Stored data entries:
▼

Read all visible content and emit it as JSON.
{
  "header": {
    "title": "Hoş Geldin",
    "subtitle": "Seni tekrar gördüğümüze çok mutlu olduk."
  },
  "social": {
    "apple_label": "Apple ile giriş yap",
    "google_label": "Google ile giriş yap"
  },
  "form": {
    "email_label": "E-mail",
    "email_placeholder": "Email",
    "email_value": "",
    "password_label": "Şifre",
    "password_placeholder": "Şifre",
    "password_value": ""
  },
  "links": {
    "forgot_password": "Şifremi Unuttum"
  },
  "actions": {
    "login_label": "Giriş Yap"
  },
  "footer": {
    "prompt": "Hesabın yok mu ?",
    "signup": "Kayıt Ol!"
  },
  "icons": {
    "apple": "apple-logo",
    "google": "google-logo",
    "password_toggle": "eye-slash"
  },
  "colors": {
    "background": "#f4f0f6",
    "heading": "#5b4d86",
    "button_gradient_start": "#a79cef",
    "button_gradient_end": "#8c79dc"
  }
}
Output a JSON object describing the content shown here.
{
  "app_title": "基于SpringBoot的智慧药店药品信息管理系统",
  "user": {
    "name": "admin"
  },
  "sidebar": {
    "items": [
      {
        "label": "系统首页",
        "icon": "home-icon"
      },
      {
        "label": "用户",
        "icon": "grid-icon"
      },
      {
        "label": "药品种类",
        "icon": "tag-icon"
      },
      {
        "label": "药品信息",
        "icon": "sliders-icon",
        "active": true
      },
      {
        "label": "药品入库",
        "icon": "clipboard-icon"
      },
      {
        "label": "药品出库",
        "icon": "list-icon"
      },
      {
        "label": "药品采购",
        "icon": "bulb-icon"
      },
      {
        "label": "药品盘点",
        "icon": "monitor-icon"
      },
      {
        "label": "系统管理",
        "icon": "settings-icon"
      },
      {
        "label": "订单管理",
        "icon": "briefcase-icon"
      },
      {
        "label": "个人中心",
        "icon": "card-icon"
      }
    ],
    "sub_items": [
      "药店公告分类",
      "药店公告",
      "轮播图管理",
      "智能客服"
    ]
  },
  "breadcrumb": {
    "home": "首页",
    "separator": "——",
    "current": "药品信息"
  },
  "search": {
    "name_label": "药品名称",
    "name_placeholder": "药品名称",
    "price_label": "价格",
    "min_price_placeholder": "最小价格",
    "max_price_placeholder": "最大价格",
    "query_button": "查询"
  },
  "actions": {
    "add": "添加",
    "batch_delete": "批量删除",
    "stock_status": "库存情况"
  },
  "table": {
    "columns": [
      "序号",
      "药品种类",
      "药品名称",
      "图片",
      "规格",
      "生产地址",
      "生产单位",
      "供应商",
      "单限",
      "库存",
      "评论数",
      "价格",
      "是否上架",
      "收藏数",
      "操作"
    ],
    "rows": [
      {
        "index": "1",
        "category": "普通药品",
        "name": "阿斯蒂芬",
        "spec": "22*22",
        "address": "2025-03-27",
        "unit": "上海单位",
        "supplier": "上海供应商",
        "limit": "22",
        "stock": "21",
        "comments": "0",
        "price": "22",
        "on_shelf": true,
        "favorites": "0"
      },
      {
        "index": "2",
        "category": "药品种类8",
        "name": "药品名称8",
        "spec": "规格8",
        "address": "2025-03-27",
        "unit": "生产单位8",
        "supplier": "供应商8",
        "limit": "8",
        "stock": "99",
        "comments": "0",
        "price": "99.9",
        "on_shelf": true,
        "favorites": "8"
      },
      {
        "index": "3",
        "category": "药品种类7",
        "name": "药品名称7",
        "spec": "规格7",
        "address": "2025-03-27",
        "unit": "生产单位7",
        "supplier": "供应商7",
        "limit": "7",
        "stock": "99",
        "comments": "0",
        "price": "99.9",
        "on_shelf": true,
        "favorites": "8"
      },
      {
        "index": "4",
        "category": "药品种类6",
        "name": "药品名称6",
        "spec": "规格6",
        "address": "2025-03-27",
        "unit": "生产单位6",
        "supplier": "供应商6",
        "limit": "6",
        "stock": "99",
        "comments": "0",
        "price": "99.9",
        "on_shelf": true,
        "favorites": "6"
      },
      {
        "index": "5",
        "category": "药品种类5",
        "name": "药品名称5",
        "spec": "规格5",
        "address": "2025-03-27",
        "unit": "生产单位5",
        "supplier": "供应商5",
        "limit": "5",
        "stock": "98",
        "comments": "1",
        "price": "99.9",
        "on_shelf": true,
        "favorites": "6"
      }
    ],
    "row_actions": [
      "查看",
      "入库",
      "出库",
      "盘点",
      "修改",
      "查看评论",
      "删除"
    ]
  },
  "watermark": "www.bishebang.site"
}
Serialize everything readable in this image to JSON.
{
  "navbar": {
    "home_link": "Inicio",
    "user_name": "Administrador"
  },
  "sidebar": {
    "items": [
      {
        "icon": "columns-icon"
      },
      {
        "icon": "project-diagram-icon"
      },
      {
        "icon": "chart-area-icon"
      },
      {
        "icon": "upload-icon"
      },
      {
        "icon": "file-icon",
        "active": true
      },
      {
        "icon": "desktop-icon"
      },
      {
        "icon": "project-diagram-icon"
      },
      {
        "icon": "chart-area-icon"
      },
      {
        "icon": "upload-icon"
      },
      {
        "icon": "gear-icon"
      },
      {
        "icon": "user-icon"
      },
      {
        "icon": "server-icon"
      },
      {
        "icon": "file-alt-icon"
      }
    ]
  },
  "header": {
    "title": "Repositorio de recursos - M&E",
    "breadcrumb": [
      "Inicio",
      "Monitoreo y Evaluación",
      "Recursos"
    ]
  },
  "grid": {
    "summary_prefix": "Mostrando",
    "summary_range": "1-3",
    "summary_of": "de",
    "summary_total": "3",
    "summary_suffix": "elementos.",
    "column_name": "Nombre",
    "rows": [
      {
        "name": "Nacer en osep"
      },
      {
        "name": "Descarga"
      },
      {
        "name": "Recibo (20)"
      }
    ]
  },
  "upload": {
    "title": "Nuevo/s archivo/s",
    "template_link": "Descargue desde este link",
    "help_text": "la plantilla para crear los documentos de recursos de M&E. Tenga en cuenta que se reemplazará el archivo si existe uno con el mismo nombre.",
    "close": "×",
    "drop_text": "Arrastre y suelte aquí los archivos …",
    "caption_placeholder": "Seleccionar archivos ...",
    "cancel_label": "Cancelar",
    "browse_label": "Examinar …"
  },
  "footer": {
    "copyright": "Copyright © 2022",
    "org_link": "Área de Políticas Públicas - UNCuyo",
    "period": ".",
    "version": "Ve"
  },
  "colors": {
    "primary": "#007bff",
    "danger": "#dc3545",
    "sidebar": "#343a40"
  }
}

▲

Requirements: Work out how many lines of the listing above include "index". Answer with the number and nothing more.

Solution for this task: 5